Transcribe every line of the records verbatim.
-- BEGIN Given data --
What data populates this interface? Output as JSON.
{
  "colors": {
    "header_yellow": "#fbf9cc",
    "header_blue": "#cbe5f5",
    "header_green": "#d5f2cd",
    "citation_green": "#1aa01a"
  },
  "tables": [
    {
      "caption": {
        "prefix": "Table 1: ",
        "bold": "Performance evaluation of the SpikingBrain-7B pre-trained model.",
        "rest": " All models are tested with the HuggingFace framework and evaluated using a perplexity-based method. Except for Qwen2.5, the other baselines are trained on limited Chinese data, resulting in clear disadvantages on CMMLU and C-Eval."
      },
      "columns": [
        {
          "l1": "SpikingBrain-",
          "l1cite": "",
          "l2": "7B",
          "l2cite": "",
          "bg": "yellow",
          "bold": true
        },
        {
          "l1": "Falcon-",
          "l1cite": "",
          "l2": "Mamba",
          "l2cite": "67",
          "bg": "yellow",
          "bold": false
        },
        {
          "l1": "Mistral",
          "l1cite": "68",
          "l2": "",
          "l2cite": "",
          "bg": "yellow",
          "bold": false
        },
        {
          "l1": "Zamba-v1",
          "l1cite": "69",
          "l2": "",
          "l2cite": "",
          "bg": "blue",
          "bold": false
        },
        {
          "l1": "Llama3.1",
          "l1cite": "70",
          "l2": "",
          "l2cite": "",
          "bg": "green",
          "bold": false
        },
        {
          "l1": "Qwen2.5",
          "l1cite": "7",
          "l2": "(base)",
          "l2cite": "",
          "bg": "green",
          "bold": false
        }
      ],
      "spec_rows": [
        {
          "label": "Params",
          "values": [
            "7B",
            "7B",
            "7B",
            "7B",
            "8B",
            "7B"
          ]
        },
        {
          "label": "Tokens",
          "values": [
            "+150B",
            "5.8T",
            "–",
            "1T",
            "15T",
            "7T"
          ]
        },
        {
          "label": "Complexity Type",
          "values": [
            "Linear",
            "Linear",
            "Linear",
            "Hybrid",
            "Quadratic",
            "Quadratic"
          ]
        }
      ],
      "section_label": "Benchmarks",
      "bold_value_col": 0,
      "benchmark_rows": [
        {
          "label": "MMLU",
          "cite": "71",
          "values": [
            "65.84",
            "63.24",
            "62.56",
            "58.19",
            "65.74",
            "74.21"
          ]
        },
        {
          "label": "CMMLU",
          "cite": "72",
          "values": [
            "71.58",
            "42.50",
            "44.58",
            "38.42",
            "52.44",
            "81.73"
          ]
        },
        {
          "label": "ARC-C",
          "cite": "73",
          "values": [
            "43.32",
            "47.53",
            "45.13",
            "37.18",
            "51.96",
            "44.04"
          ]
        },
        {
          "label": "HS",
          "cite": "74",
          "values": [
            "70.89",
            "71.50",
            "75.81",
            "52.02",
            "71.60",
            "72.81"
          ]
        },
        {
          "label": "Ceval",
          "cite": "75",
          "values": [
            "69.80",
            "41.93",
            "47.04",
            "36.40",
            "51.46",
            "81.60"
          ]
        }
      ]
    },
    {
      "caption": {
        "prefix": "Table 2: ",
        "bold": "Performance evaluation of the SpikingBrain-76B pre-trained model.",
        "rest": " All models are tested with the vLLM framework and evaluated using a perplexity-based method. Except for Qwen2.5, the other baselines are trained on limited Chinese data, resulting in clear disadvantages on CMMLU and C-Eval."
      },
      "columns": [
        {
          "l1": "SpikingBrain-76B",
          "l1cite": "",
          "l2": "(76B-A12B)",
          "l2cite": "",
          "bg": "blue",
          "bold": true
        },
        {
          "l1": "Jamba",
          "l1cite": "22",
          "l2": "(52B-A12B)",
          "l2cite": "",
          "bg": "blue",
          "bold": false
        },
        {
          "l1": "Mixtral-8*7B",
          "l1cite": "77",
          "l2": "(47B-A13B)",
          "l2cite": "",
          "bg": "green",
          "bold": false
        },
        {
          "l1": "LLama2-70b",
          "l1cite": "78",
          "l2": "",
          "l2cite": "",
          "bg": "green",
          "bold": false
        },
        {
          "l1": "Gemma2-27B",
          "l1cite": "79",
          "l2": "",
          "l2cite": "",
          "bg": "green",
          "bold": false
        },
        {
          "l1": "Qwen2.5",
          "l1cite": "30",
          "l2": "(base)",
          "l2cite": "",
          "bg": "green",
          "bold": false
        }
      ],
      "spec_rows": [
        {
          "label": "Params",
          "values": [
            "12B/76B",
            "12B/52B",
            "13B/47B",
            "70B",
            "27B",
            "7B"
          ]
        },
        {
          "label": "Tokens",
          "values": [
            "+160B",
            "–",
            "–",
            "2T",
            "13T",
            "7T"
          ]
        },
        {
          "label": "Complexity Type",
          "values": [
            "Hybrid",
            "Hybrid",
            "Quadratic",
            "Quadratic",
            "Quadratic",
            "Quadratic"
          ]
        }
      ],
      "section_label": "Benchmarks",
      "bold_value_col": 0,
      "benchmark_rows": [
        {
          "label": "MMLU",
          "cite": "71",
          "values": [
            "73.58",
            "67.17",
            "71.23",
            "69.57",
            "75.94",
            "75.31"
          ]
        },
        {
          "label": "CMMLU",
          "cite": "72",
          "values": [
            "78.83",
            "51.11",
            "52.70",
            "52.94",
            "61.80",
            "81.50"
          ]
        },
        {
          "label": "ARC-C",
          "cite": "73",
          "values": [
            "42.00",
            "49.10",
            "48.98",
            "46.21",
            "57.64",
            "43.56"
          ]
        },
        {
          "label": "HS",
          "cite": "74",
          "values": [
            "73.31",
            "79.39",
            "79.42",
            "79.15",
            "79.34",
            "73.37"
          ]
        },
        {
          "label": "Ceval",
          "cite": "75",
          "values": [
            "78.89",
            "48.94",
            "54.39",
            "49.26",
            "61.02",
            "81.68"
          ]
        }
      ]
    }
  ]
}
-- END Given data --
#### Task answer
What data populates this interface? Output as JSON.
{
  "colors": {
    "header_yellow": "#fbf9cc",
    "header_blue": "#cbe5f5",
    "header_green": "#d5f2cd",
    "citation_green": "#1aa01a"
  },
  "tables": [
    {
      "caption": {
        "prefix": "Table 1: ",
        "bold": "Performance evaluation of the SpikingBrain-7B pre-trained model.",
        "rest": " All models are tested with the HuggingFace framework and evaluated using a perplexity-based method. Except for Qwen2.5, the other baselines are trained on limited Chinese data, resulting in clear disadvantages on CMMLU and C-Eval."
      },
      "columns": [
        {
          "l1": "SpikingBrain-",
          "l1cite": "",
          "l2": "7B",
          "l2cite": "",
          "bg": "yellow",
          "bold": true
        },
        {
          "l1": "Falcon-",
          "l1cite": "",
          "l2": "Mamba",
          "l2cite": "67",
          "bg": "yellow",
          "bold": false
        },
        {
          "l1": "Mistral",
          "l1cite": "68",
          "l2": "",
          "l2cite": "",
          "bg": "yellow",
          "bold": false
        },
        {
          "l1": "Zamba-v1",
          "l1cite": "69",
          "l2": "",
          "l2cite": "",
          "bg": "blue",
          "bold": false
        },
        {
          "l1": "Llama3.1",
          "l1cite": "70",
          "l2": "",
          "l2cite": "",
          "bg": "green",
          "bold": false
        },
        {
          "l1": "Qwen2.5",
          "l1cite": "7",
          "l2": "(base)",
          "l2cite": "",
          "bg": "green",
          "bold": false
        }
      ],
      "spec_rows": [
        {
          "label": "Params",
          "values": [
            "7B",
            "7B",
            "7B",
            "7B",
            "8B",
            "7B"
          ]
        },
        {
          "label": "Tokens",
          "values": [
            "+150B",
            "5.8T",
            "–",
            "1T",
            "15T",
            "7T"
          ]
        },
        {
          "label": "Complexity Type",
          "values": [
            "Linear",
            "Linear",
            "Linear",
            "Hybrid",
            "Quadratic",
            "Quadratic"
          ]
        }
      ],
      "section_label": "Benchmarks",
      "bold_value_col": 0,
      "benchmark_rows": [
        {
          "label": "MMLU",
          "cite": "71",
          "values": [
            "65.84",
            "63.24",
            "62.56",
            "58.19",
            "65.74",
            "74.21"
          ]
        },
        {
          "label": "CMMLU",
          "cite": "72",
          "values": [
            "71.58",
            "42.50",
            "44.58",
            "38.42",
            "52.44",
            "81.73"
          ]
        },
        {
          "label": "ARC-C",
          "cite": "73",
          "values": [
            "43.32",
            "47.53",
            "45.13",
            "37.18",
            "51.96",
            "44.04"
          ]
        },
        {
          "label": "HS",
          "cite": "74",
          "values": [
            "70.89",
            "71.50",
            "75.81",
            "52.02",
            "71.60",
            "72.81"
          ]
        },
        {
          "label": "Ceval",
          "cite": "75",
          "values": [
            "69.80",
            "41.93",
            "47.04",
            "36.40",
            "51.46",
            "81.60"
          ]
        }
      ]
    },
    {
      "caption": {
        "prefix": "Table 2: ",
        "bold": "Performance evaluation of the SpikingBrain-76B pre-trained model.",
        "rest": " All models are tested with the vLLM framework and evaluated using a perplexity-based method. Except for Qwen2.5, the other baselines are trained on limited Chinese data, resulting in clear disadvantages on CMMLU and C-Eval."
      },
      "columns": [
        {
          "l1": "SpikingBrain-76B",
          "l1cite": "",
          "l2": "(76B-A12B)",
          "l2cite": "",
          "bg": "blue",
          "bold": true
        },
        {
          "l1": "Jamba",
          "l1cite": "22",
          "l2": "(52B-A12B)",
          "l2cite": "",
          "bg": "blue",
          "bold": false
        },
        {
          "l1": "Mixtral-8*7B",
          "l1cite": "77",
          "l2": "(47B-A13B)",
          "l2cite": "",
          "bg": "green",
          "bold": false
        },
        {
          "l1": "LLama2-70b",
          "l1cite": "78",
          "l2": "",
          "l2cite": "",
          "bg": "green",
          "bold": false
        },
        {
          "l1": "Gemma2-27B",
          "l1cite": "79",
          "l2": "",
          "l2cite": "",
          "bg": "green",
          "bold": false
        },
        {
          "l1": "Qwen2.5",
          "l1cite": "30",
          "l2": "(base)",
          "l2cite": "",
          "bg": "green",
          "bold": false
        }
      ],
      "spec_rows": [
        {
          "label": "Params",
          "values": [
            "12B/76B",
            "12B/52B",
            "13B/47B",
            "70B",
            "27B",
            "7B"
          ]
        },
        {
          "label": "Tokens",
          "values": [
            "+160B",
            "–",
            "–",
            "2T",
            "13T",
            "7T"
          ]
        },
        {
          "label": "Complexity Type",
          "values": [
            "Hybrid",
            "Hybrid",
            "Quadratic",
            "Quadratic",
            "Quadratic",
            "Quadratic"
          ]
        }
      ],
      "section_label": "Benchmarks",
      "bold_value_col": 0,
      "benchmark_rows": [
        {
          "label": "MMLU",
          "cite": "71",
          "values": [
            "73.58",
            "67.17",
            "71.23",
            "69.57",
            "75.94",
            "75.31"
          ]
        },
        {
          "label": "CMMLU",
          "cite": "72",
          "values": [
            "78.83",
            "51.11",
            "52.70",
            "52.94",
            "61.80",
            "81.50"
          ]
        },
        {
          "label": "ARC-C",
          "cite": "73",
          "values": [
            "42.00",
            "49.10",
            "48.98",
            "46.21",
            "57.64",
            "43.56"
          ]
        },
        {
          "label": "HS",
          "cite": "74",
          "values": [
            "73.31",
            "79.39",
            "79.42",
            "79.15",
            "79.34",
            "73.37"
          ]
        },
        {
          "label": "Ceval",
          "cite": "75",
          "values": [
            "78.89",
            "48.94",
            "54.39",
            "49.26",
            "61.02",
            "81.68"
          ]
        }
      ]
    }
  ]
}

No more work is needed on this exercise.